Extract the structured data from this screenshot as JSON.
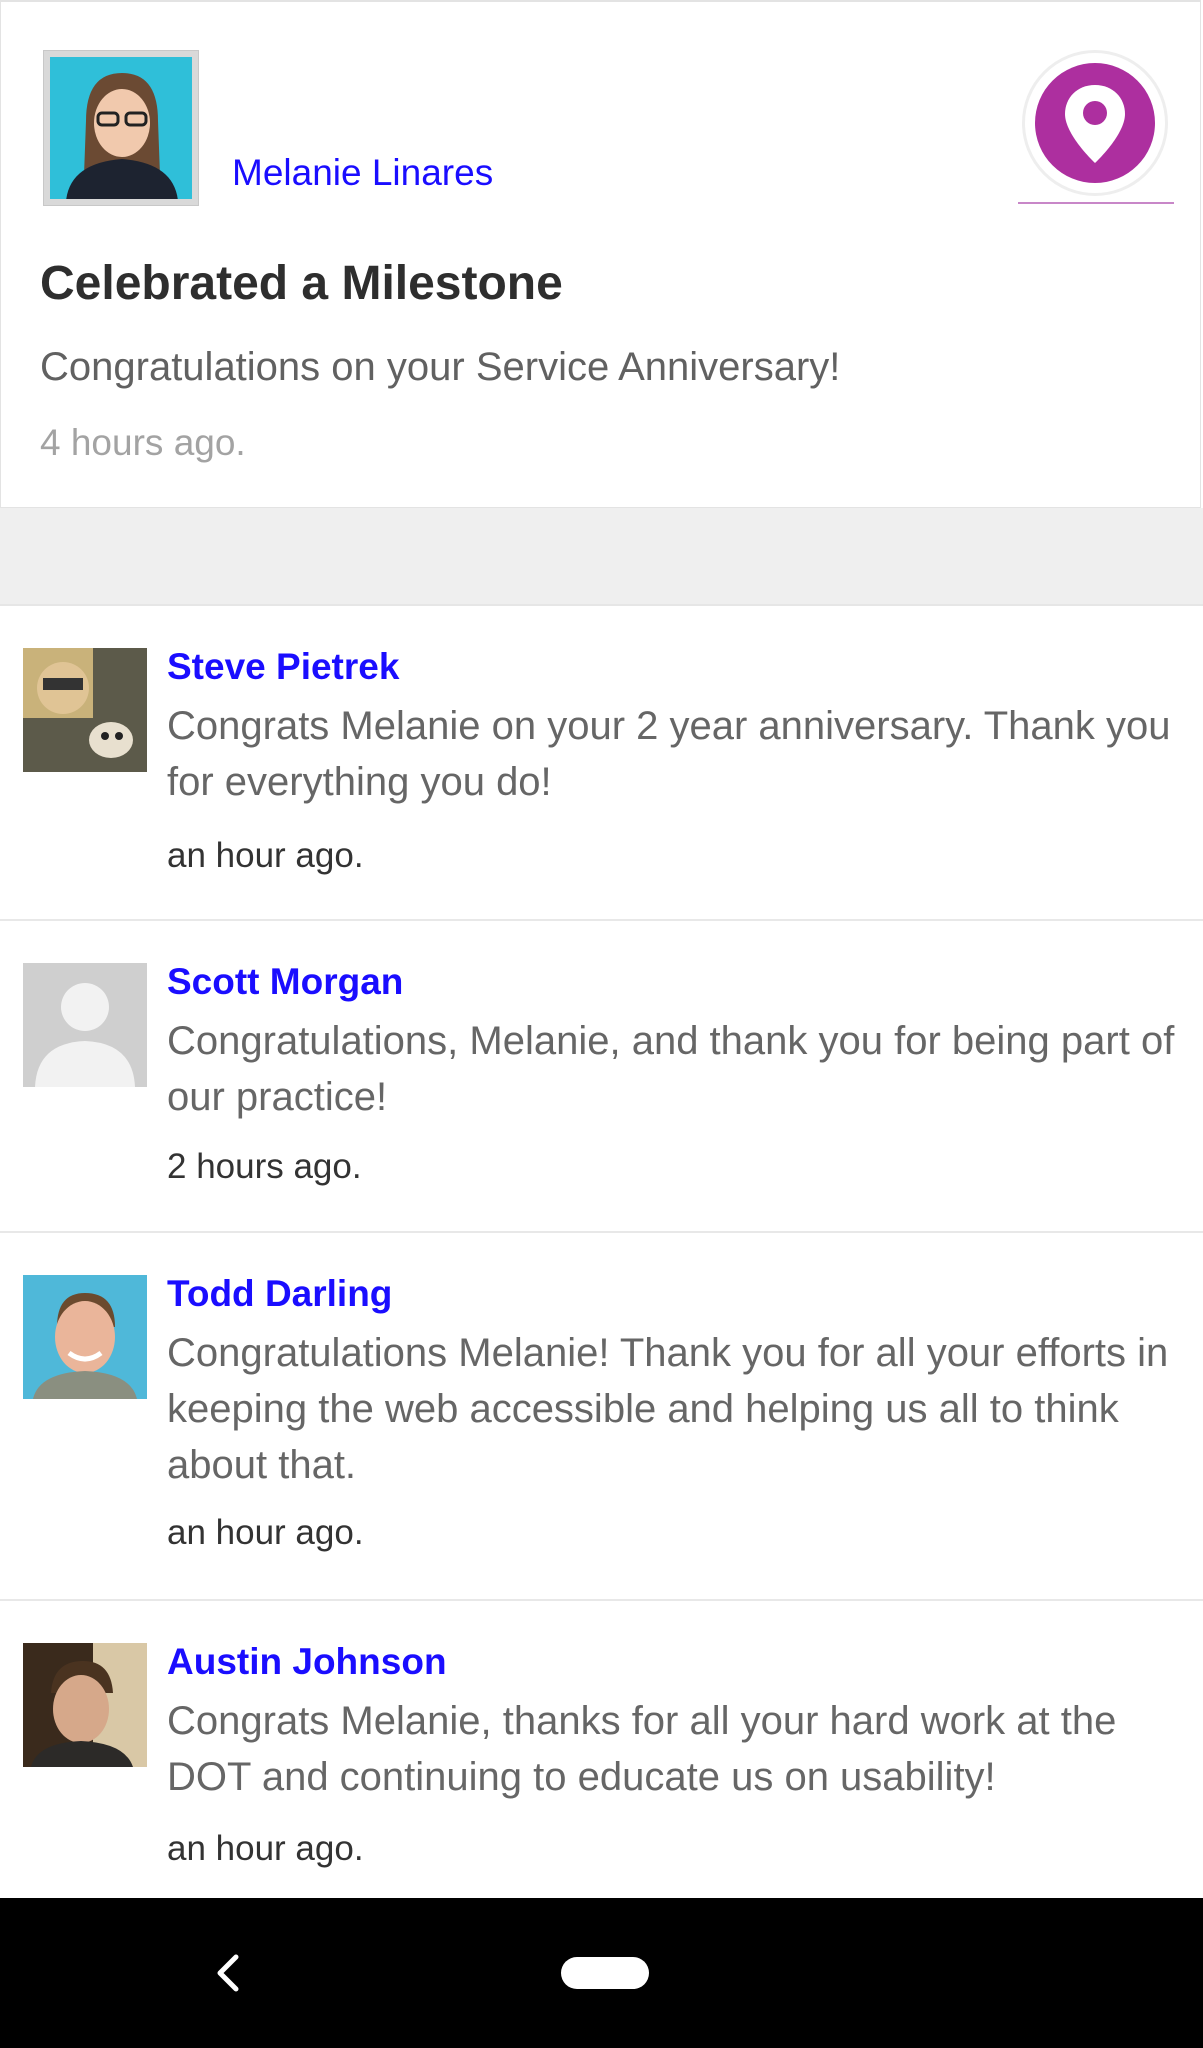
{
  "post": {
    "author_name": "Melanie Linares",
    "title": "Celebrated a Milestone",
    "message": "Congratulations on your Service Anniversary!",
    "time": "4 hours ago.",
    "badge_icon": "location-pin-icon",
    "badge_color": "#ad2f9f"
  },
  "comments": [
    {
      "name": "Steve Pietrek",
      "text": "Congrats Melanie on your 2 year anniversary. Thank you for everything you do!",
      "time": "an hour ago."
    },
    {
      "name": "Scott Morgan",
      "text": "Congratulations, Melanie, and thank you for being part of our practice!",
      "time": "2 hours ago."
    },
    {
      "name": "Todd Darling",
      "text": "Congratulations Melanie! Thank you for all your efforts in keeping the web accessible and helping us all to think about that.",
      "time": "an hour ago."
    },
    {
      "name": "Austin Johnson",
      "text": "Congrats Melanie, thanks for all your hard work at the DOT and continuing to educate us on usability!",
      "time": "an hour ago."
    }
  ],
  "navbar": {
    "back_icon": "chevron-left-icon",
    "home_icon": "home-pill-icon"
  }
}
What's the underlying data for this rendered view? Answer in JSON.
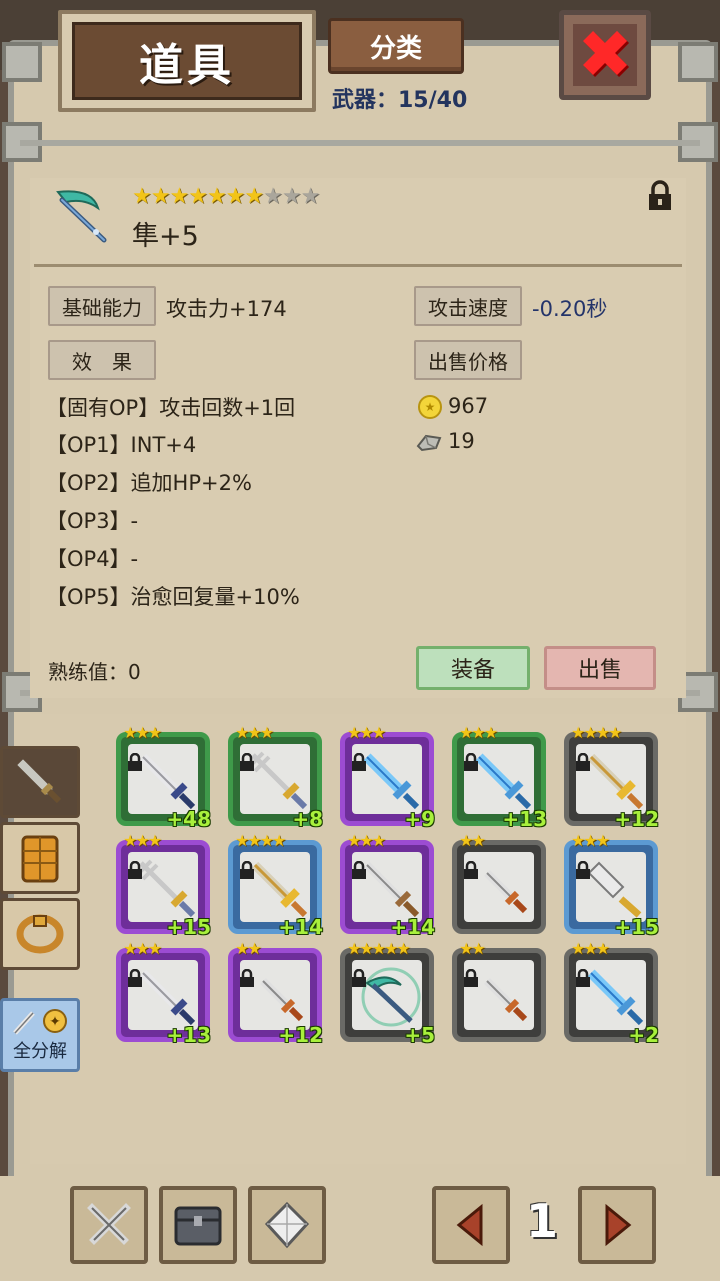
{
  "header": {
    "title": "道具",
    "category_label": "分类",
    "weapon_count_label": "武器：15/40"
  },
  "item": {
    "stars_filled": 7,
    "stars_total": 10,
    "name": "隼+5",
    "locked": true
  },
  "stats": {
    "base_label": "基础能力",
    "base_value": "攻击力+174",
    "speed_label": "攻击速度",
    "speed_value": "-0.20秒",
    "effect_label": "效　果",
    "price_label": "出售价格",
    "price_coins": "967",
    "price_stones": "19",
    "options": [
      "【固有OP】攻击回数+1回",
      "【OP1】INT+4",
      "【OP2】追加HP+2%",
      "【OP3】-",
      "【OP4】-",
      "【OP5】治愈回复量+10%"
    ],
    "mastery_label": "熟练值：0"
  },
  "actions": {
    "equip_label": "装备",
    "sell_label": "出售"
  },
  "sidebar": {
    "disassemble_label": "全分解"
  },
  "grid": [
    {
      "stars": "★★★",
      "level": "+48",
      "frame": "green",
      "weapon": "sword-blue"
    },
    {
      "stars": "★★★",
      "level": "+8",
      "frame": "green",
      "weapon": "trident-gold"
    },
    {
      "stars": "★★★",
      "level": "+9",
      "frame": "purple",
      "weapon": "sword-ice"
    },
    {
      "stars": "★★★",
      "level": "+13",
      "frame": "green",
      "weapon": "sword-ice"
    },
    {
      "stars": "★★★★",
      "level": "+12",
      "frame": "gray",
      "weapon": "sword-gold"
    },
    {
      "stars": "★★★",
      "level": "+15",
      "frame": "purple",
      "weapon": "trident-gold"
    },
    {
      "stars": "★★★★",
      "level": "+14",
      "frame": "blue",
      "weapon": "sword-gold"
    },
    {
      "stars": "★★★",
      "level": "+14",
      "frame": "purple",
      "weapon": "sword-brown"
    },
    {
      "stars": "★★",
      "level": "",
      "frame": "gray",
      "weapon": "dagger-brown"
    },
    {
      "stars": "★★★",
      "level": "+15",
      "frame": "blue",
      "weapon": "cleaver"
    },
    {
      "stars": "★★★",
      "level": "+13",
      "frame": "purple",
      "weapon": "sword-blue"
    },
    {
      "stars": "★★",
      "level": "+12",
      "frame": "purple",
      "weapon": "dagger-brown"
    },
    {
      "stars": "★★★★★",
      "level": "+5",
      "frame": "gray",
      "weapon": "scythe-selected"
    },
    {
      "stars": "★★",
      "level": "",
      "frame": "gray",
      "weapon": "dagger-brown"
    },
    {
      "stars": "★★★",
      "level": "+2",
      "frame": "gray",
      "weapon": "sword-ice"
    }
  ],
  "pager": {
    "page": "1"
  },
  "colors": {
    "parchment": "#d6c9ae",
    "level_text": "#a8f03c",
    "star": "#f2c418",
    "close_red": "#ff2828"
  }
}
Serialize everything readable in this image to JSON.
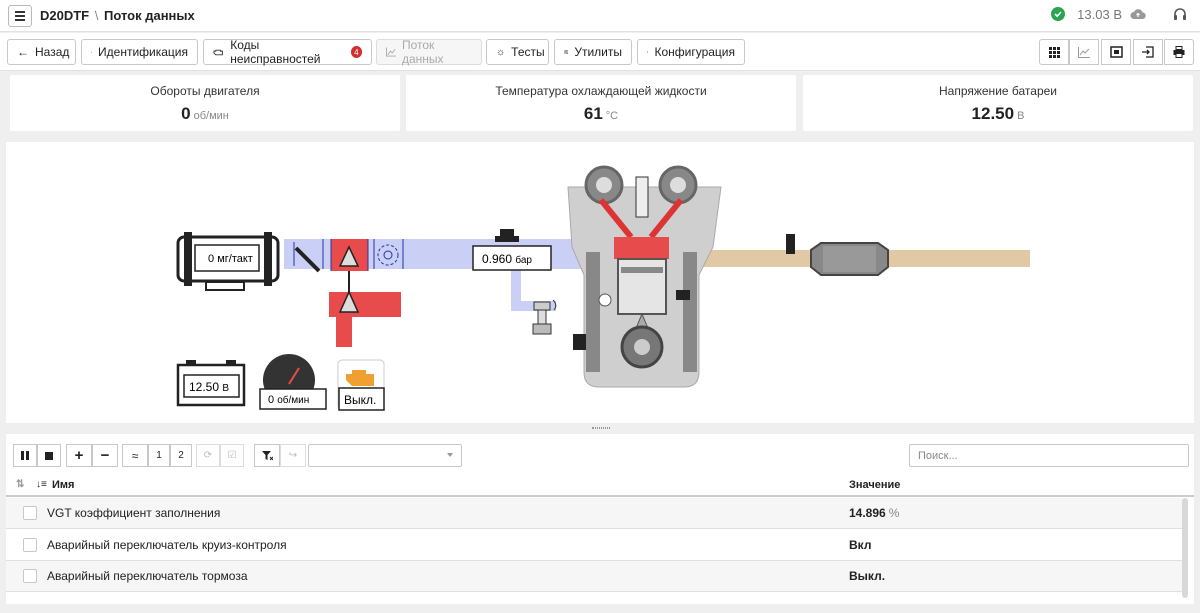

· · · ·

Brief →
Replicate the material above verbatim; images stay out of the copy.

Solution to this task →
Extract the structured data from this screenshot as JSON.
{
  "post": {
    "author_name": "Melanie Linares",
    "title": "Celebrated a Milestone",
    "message": "Congratulations on your Service Anniversary!",
    "time": "4 hours ago.",
    "badge_icon": "location-pin-icon",
    "badge_color": "#ad2f9f"
  },
  "comments": [
    {
      "name": "Steve Pietrek",
      "text": "Congrats Melanie on your 2 year anniversary. Thank you for everything you do!",
      "time": "an hour ago."
    },
    {
      "name": "Scott Morgan",
      "text": "Congratulations, Melanie, and thank you for being part of our practice!",
      "time": "2 hours ago."
    },
    {
      "name": "Todd Darling",
      "text": "Congratulations Melanie! Thank you for all your efforts in keeping the web accessible and helping us all to think about that.",
      "time": "an hour ago."
    },
    {
      "name": "Austin Johnson",
      "text": "Congrats Melanie, thanks for all your hard work at the DOT and continuing to educate us on usability!",
      "time": "an hour ago."
    }
  ],
  "navbar": {
    "back_icon": "chevron-left-icon",
    "home_icon": "home-pill-icon"
  }
}
What's the underlying data for this rendered view? Answer in JSON.
{
  "header": {
    "title": "道具",
    "category_label": "分类",
    "weapon_count_label": "武器：15/40"
  },
  "item": {
    "stars_filled": 7,
    "stars_total": 10,
    "name": "隼+5",
    "locked": true
  },
  "stats": {
    "base_label": "基础能力",
    "base_value": "攻击力+174",
    "speed_label": "攻击速度",
    "speed_value": "-0.20秒",
    "effect_label": "效　果",
    "price_label": "出售价格",
    "price_coins": "967",
    "price_stones": "19",
    "options": [
      "【固有OP】攻击回数+1回",
      "【OP1】INT+4",
      "【OP2】追加HP+2%",
      "【OP3】-",
      "【OP4】-",
      "【OP5】治愈回复量+10%"
    ],
    "mastery_label": "熟练值：0"
  },
  "actions": {
    "equip_label": "装备",
    "sell_label": "出售"
  },
  "sidebar": {
    "disassemble_label": "全分解"
  },
  "grid": [
    {
      "stars": "★★★",
      "level": "+48",
      "frame": "green",
      "weapon": "sword-blue"
    },
    {
      "stars": "★★★",
      "level": "+8",
      "frame": "green",
      "weapon": "trident-gold"
    },
    {
      "stars": "★★★",
      "level": "+9",
      "frame": "purple",
      "weapon": "sword-ice"
    },
    {
      "stars": "★★★",
      "level": "+13",
      "frame": "green",
      "weapon": "sword-ice"
    },
    {
      "stars": "★★★★",
      "level": "+12",
      "frame": "gray",
      "weapon": "sword-gold"
    },
    {
      "stars": "★★★",
      "level": "+15",
      "frame": "purple",
      "weapon": "trident-gold"
    },
    {
      "stars": "★★★★",
      "level": "+14",
      "frame": "blue",
      "weapon": "sword-gold"
    },
    {
      "stars": "★★★",
      "level": "+14",
      "frame": "purple",
      "weapon": "sword-brown"
    },
    {
      "stars": "★★",
      "level": "",
      "frame": "gray",
      "weapon": "dagger-brown"
    },
    {
      "stars": "★★★",
      "level": "+15",
      "frame": "blue",
      "weapon": "cleaver"
    },
    {
      "stars": "★★★",
      "level": "+13",
      "frame": "purple",
      "weapon": "sword-blue"
    },
    {
      "stars": "★★",
      "level": "+12",
      "frame": "purple",
      "weapon": "dagger-brown"
    },
    {
      "stars": "★★★★★",
      "level": "+5",
      "frame": "gray",
      "weapon": "scythe-selected"
    },
    {
      "stars": "★★",
      "level": "",
      "frame": "gray",
      "weapon": "dagger-brown"
    },
    {
      "stars": "★★★",
      "level": "+2",
      "frame": "gray",
      "weapon": "sword-ice"
    }
  ],
  "pager": {
    "page": "1"
  },
  "colors": {
    "parchment": "#d6c9ae",
    "level_text": "#a8f03c",
    "star": "#f2c418",
    "close_red": "#ff2828"
  }
}
Serialize everything readable in this image to JSON.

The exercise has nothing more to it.